*Items listed in a dataset*:

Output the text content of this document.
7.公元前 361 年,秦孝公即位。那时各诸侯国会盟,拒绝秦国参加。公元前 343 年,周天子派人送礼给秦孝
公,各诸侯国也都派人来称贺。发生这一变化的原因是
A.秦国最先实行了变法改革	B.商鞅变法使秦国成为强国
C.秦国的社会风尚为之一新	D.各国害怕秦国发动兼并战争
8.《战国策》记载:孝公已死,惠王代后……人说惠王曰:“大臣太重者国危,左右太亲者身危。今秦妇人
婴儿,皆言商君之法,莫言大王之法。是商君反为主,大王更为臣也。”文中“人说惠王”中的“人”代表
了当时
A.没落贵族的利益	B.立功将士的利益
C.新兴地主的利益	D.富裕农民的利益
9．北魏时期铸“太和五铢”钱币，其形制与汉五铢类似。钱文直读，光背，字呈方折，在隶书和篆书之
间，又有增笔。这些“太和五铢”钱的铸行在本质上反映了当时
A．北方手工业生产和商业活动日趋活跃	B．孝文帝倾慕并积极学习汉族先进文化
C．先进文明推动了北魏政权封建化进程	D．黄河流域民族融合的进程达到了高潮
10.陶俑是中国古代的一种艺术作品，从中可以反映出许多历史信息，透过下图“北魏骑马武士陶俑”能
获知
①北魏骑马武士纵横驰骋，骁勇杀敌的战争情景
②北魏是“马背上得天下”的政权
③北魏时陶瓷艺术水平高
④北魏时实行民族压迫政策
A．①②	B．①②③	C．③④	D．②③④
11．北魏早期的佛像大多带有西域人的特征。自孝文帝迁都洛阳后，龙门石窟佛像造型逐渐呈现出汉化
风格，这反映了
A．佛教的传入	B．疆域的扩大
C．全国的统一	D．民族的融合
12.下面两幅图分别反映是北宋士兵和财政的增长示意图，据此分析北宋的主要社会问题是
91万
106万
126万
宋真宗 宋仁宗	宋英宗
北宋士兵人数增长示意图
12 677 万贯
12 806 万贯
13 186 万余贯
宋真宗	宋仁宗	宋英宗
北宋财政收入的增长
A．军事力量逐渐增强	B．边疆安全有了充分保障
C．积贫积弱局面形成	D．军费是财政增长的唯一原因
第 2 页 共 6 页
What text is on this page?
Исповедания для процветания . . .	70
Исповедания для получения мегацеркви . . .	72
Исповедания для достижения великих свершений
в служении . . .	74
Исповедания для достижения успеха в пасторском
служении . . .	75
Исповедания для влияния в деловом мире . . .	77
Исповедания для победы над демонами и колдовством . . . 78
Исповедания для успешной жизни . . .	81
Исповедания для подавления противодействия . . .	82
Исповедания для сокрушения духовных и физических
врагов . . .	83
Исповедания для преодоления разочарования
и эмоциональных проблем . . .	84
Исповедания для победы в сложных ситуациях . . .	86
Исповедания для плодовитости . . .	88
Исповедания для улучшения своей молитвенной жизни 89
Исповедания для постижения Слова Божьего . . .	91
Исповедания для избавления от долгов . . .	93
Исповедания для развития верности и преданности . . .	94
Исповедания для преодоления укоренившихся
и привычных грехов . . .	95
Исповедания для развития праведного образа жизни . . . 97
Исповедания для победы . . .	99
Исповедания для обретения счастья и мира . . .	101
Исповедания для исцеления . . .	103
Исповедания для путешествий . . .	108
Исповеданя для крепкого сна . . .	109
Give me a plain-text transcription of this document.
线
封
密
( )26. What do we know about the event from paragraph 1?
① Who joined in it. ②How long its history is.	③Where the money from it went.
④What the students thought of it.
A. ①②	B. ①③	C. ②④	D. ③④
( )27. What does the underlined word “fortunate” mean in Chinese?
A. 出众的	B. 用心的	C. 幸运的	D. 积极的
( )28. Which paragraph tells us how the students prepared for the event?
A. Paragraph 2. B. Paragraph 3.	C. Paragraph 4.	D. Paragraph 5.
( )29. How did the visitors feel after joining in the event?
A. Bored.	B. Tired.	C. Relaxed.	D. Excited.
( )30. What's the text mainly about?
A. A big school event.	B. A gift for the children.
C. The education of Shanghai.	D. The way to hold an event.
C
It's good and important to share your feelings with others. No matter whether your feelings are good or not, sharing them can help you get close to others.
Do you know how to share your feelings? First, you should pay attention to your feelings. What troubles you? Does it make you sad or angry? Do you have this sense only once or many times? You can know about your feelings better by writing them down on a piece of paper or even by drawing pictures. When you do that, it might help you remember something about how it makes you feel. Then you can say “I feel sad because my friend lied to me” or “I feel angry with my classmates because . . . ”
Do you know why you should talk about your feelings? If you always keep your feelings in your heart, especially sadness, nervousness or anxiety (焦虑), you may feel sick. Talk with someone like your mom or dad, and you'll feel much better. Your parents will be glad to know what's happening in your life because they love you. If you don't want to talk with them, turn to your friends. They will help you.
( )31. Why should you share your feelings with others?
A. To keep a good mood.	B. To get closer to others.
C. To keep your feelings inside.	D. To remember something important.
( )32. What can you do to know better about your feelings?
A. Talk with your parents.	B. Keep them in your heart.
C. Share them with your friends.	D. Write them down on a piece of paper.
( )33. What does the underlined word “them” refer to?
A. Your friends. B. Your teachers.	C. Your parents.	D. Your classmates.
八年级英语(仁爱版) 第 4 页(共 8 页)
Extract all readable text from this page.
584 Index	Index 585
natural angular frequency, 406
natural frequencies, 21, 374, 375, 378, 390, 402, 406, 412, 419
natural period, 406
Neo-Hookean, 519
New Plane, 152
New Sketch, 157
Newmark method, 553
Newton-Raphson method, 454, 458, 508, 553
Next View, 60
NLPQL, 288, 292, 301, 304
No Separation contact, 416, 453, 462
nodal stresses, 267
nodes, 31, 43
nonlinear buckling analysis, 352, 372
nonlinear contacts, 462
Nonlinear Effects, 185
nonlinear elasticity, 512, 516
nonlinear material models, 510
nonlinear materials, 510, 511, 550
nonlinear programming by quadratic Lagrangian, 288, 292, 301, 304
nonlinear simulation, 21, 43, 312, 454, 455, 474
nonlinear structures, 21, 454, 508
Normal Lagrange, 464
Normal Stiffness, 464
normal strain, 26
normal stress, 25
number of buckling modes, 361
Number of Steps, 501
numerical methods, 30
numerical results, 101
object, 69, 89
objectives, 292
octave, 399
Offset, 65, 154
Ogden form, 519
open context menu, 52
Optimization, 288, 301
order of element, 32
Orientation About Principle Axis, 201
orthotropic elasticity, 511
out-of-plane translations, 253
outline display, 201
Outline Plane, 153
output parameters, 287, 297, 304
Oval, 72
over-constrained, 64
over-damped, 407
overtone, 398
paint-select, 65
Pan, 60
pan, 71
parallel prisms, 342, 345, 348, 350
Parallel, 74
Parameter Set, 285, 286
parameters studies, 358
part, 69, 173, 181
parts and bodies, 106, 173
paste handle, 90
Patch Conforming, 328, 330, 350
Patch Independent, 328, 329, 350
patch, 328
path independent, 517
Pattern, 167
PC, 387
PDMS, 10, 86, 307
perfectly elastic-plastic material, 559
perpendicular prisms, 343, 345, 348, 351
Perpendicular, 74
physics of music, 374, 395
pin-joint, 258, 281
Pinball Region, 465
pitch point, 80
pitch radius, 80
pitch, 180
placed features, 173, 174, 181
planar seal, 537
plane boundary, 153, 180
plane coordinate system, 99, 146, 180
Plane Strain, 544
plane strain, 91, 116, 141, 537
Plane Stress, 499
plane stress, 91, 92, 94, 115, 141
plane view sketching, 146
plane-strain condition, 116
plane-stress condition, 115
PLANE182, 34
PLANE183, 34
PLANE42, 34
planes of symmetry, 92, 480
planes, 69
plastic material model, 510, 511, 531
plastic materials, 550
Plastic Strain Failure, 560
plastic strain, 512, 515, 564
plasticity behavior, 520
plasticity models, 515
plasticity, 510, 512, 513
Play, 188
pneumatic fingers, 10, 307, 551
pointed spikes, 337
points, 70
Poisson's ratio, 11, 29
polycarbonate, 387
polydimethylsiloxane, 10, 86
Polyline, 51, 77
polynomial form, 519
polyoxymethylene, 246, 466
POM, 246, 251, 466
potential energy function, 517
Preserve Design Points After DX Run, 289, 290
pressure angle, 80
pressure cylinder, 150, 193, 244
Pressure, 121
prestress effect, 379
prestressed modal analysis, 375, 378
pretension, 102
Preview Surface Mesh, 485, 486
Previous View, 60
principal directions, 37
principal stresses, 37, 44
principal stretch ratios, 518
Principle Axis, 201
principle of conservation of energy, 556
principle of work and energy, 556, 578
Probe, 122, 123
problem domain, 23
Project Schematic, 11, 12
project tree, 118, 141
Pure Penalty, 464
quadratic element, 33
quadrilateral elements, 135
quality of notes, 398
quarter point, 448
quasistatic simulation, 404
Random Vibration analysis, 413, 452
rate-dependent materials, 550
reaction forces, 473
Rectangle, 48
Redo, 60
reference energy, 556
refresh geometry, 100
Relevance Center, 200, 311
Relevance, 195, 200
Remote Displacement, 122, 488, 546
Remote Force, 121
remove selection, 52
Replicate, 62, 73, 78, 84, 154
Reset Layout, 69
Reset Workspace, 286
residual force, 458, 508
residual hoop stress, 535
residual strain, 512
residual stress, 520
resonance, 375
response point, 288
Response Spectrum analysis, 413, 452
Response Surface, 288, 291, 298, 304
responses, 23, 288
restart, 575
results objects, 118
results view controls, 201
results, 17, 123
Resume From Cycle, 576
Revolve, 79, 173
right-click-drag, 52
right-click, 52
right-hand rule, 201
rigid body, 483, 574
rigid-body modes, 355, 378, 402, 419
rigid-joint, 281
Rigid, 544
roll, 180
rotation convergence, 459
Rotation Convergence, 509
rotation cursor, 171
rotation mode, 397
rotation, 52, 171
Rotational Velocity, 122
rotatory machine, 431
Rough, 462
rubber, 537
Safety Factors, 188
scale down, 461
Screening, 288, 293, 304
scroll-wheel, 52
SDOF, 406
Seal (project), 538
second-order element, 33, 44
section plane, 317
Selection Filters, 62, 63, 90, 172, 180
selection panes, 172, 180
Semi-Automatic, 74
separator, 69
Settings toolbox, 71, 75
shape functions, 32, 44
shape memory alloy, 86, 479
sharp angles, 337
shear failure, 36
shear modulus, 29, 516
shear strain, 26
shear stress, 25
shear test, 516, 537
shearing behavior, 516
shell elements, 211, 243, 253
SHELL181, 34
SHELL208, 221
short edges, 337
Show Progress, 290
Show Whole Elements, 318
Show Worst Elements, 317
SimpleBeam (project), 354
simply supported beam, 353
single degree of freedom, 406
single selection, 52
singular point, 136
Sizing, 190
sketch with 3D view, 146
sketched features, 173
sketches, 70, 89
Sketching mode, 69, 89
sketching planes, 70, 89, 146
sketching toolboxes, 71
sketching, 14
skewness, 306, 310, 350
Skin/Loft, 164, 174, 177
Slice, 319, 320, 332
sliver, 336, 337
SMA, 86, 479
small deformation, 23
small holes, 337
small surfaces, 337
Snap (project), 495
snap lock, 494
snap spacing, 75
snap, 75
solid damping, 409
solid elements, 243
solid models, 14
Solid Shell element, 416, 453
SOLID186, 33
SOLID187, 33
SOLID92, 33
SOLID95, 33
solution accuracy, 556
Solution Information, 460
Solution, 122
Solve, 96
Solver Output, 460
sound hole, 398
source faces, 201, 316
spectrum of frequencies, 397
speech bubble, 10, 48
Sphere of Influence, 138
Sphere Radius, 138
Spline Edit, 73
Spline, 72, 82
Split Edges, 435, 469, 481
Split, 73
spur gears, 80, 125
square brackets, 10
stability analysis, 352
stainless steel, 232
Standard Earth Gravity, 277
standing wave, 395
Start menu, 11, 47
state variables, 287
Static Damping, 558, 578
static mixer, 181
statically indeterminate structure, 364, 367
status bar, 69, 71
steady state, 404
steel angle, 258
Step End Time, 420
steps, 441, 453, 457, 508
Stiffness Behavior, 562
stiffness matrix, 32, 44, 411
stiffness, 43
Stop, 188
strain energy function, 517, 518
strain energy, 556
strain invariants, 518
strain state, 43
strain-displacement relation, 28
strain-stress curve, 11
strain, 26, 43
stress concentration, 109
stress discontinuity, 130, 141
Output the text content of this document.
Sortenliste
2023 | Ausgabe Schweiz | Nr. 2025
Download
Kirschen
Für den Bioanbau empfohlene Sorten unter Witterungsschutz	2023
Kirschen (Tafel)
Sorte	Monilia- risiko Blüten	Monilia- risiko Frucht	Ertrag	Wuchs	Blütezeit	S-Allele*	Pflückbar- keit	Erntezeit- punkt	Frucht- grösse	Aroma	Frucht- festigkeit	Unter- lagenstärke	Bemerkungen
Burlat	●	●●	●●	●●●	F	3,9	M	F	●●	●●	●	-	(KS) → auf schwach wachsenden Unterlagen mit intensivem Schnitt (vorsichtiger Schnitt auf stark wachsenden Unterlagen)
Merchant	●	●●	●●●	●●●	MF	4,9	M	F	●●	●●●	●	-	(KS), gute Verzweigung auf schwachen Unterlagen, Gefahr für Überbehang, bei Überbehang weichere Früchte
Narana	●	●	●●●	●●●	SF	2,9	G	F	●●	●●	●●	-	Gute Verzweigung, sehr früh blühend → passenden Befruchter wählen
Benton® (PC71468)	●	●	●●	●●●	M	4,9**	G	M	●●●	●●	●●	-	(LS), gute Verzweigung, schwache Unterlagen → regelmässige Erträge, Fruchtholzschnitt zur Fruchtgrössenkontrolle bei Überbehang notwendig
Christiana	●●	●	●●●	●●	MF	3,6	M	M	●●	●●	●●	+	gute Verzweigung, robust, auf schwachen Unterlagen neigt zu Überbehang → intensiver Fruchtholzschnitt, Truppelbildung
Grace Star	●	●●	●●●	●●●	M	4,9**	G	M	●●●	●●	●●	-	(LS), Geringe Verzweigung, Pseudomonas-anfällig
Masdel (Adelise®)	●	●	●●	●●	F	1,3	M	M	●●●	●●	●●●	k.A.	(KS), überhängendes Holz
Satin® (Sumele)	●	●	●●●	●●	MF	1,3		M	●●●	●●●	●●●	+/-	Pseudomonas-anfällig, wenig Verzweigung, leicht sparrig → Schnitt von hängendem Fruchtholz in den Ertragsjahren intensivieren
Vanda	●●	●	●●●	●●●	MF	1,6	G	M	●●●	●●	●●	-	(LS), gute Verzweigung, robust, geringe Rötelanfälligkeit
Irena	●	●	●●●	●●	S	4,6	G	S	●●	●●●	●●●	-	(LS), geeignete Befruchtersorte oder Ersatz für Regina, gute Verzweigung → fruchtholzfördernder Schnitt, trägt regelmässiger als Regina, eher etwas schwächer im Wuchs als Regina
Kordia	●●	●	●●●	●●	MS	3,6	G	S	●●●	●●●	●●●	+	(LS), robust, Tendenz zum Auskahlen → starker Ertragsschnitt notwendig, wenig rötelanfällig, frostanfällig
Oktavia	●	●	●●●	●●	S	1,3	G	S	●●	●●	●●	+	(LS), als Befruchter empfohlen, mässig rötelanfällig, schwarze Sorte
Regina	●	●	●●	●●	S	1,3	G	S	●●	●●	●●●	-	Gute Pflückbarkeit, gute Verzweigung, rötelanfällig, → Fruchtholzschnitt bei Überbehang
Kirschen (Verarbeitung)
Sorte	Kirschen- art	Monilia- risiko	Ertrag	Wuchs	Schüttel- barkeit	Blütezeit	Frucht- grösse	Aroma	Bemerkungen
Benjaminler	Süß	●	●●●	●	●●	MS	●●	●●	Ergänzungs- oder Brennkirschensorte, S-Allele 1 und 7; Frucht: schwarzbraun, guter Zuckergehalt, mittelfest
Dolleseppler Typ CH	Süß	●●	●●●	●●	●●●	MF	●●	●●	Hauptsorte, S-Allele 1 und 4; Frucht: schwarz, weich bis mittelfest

*What the exercise asks*: Copy out every line from the data above that has "event" in it.

*Answer to this problem*:
( )26. What do we know about the event from paragraph 1?
( )28. Which paragraph tells us how the students prepared for the event?
( )29. How did the visitors feel after joining in the event?
A. A big school event.	B. A gift for the children.
C. The education of Shanghai.	D. The way to hold an event.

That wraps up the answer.